What you have to do: Send back the entries below exactly as they appear.

The data:
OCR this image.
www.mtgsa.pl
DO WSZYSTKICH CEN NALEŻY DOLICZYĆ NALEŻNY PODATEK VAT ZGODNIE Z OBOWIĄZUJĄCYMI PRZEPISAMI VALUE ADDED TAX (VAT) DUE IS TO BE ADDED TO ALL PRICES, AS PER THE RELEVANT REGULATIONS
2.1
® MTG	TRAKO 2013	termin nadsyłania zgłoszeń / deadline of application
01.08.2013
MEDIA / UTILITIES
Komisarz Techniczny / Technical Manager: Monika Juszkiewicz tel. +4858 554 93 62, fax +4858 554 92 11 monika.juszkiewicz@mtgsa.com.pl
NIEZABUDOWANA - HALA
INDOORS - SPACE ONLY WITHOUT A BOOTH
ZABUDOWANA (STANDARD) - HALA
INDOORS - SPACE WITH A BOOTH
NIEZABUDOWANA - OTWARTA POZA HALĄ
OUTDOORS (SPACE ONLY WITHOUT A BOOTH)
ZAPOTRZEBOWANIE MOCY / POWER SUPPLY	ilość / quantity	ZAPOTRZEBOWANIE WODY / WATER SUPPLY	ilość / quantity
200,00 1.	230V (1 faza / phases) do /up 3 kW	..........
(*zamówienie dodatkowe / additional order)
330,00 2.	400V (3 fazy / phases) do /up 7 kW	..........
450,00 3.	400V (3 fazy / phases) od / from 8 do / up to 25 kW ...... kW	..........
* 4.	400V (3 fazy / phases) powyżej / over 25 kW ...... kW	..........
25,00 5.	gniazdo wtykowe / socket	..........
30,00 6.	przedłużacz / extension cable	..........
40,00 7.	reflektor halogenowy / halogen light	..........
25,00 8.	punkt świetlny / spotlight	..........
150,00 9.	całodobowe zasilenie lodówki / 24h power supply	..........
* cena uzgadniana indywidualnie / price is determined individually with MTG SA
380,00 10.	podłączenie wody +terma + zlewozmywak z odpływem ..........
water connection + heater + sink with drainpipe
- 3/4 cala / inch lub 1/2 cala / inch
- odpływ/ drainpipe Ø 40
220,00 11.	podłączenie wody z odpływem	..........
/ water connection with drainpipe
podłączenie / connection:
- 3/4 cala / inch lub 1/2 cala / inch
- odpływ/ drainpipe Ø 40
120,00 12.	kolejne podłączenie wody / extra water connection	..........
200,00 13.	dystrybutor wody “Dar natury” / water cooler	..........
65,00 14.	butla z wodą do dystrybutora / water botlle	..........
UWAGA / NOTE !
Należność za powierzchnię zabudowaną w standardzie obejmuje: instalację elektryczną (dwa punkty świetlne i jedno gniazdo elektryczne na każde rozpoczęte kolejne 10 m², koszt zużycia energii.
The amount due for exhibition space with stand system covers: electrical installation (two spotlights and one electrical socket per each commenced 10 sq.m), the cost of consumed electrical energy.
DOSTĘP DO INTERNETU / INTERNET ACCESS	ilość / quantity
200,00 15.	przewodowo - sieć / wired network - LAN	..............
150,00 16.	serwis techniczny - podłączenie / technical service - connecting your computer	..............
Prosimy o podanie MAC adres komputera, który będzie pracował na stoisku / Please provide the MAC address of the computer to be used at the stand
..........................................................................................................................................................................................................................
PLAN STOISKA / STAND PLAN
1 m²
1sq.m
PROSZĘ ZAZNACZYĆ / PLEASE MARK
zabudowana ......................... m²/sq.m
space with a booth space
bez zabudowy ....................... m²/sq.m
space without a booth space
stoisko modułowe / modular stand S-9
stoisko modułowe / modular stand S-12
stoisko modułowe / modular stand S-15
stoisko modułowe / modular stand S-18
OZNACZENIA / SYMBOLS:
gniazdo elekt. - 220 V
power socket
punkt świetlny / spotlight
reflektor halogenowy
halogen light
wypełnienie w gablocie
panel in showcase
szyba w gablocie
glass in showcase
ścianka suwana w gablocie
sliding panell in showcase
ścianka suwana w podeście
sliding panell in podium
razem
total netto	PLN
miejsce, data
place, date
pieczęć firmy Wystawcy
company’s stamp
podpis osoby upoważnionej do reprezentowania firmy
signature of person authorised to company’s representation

Full solution:
OCR this image.
www.mtgsa.pl
DO WSZYSTKICH CEN NALEŻY DOLICZYĆ NALEŻNY PODATEK VAT ZGODNIE Z OBOWIĄZUJĄCYMI PRZEPISAMI VALUE ADDED TAX (VAT) DUE IS TO BE ADDED TO ALL PRICES, AS PER THE RELEVANT REGULATIONS
2.1
® MTG	TRAKO 2013	termin nadsyłania zgłoszeń / deadline of application
01.08.2013
MEDIA / UTILITIES
Komisarz Techniczny / Technical Manager: Monika Juszkiewicz tel. +4858 554 93 62, fax +4858 554 92 11 monika.juszkiewicz@mtgsa.com.pl
NIEZABUDOWANA - HALA
INDOORS - SPACE ONLY WITHOUT A BOOTH
ZABUDOWANA (STANDARD) - HALA
INDOORS - SPACE WITH A BOOTH
NIEZABUDOWANA - OTWARTA POZA HALĄ
OUTDOORS (SPACE ONLY WITHOUT A BOOTH)
ZAPOTRZEBOWANIE MOCY / POWER SUPPLY	ilość / quantity	ZAPOTRZEBOWANIE WODY / WATER SUPPLY	ilość / quantity
200,00 1.	230V (1 faza / phases) do /up 3 kW	..........
(*zamówienie dodatkowe / additional order)
330,00 2.	400V (3 fazy / phases) do /up 7 kW	..........
450,00 3.	400V (3 fazy / phases) od / from 8 do / up to 25 kW ...... kW	..........
* 4.	400V (3 fazy / phases) powyżej / over 25 kW ...... kW	..........
25,00 5.	gniazdo wtykowe / socket	..........
30,00 6.	przedłużacz / extension cable	..........
40,00 7.	reflektor halogenowy / halogen light	..........
25,00 8.	punkt świetlny / spotlight	..........
150,00 9.	całodobowe zasilenie lodówki / 24h power supply	..........
* cena uzgadniana indywidualnie / price is determined individually with MTG SA
380,00 10.	podłączenie wody +terma + zlewozmywak z odpływem ..........
water connection + heater + sink with drainpipe
- 3/4 cala / inch lub 1/2 cala / inch
- odpływ/ drainpipe Ø 40
220,00 11.	podłączenie wody z odpływem	..........
/ water connection with drainpipe
podłączenie / connection:
- 3/4 cala / inch lub 1/2 cala / inch
- odpływ/ drainpipe Ø 40
120,00 12.	kolejne podłączenie wody / extra water connection	..........
200,00 13.	dystrybutor wody “Dar natury” / water cooler	..........
65,00 14.	butla z wodą do dystrybutora / water botlle	..........
UWAGA / NOTE !
Należność za powierzchnię zabudowaną w standardzie obejmuje: instalację elektryczną (dwa punkty świetlne i jedno gniazdo elektryczne na każde rozpoczęte kolejne 10 m², koszt zużycia energii.
The amount due for exhibition space with stand system covers: electrical installation (two spotlights and one electrical socket per each commenced 10 sq.m), the cost of consumed electrical energy.
DOSTĘP DO INTERNETU / INTERNET ACCESS	ilość / quantity
200,00 15.	przewodowo - sieć / wired network - LAN	..............
150,00 16.	serwis techniczny - podłączenie / technical service - connecting your computer	..............
Prosimy o podanie MAC adres komputera, który będzie pracował na stoisku / Please provide the MAC address of the computer to be used at the stand
..........................................................................................................................................................................................................................
PLAN STOISKA / STAND PLAN
1 m²
1sq.m
PROSZĘ ZAZNACZYĆ / PLEASE MARK
zabudowana ......................... m²/sq.m
space with a booth space
bez zabudowy ....................... m²/sq.m
space without a booth space
stoisko modułowe / modular stand S-9
stoisko modułowe / modular stand S-12
stoisko modułowe / modular stand S-15
stoisko modułowe / modular stand S-18
OZNACZENIA / SYMBOLS:
gniazdo elekt. - 220 V
power socket
punkt świetlny / spotlight
reflektor halogenowy
halogen light
wypełnienie w gablocie
panel in showcase
szyba w gablocie
glass in showcase
ścianka suwana w gablocie
sliding panell in showcase
ścianka suwana w podeście
sliding panell in podium
razem
total netto	PLN
miejsce, data
place, date
pieczęć firmy Wystawcy
company’s stamp
podpis osoby upoważnionej do reprezentowania firmy
signature of person authorised to company’s representation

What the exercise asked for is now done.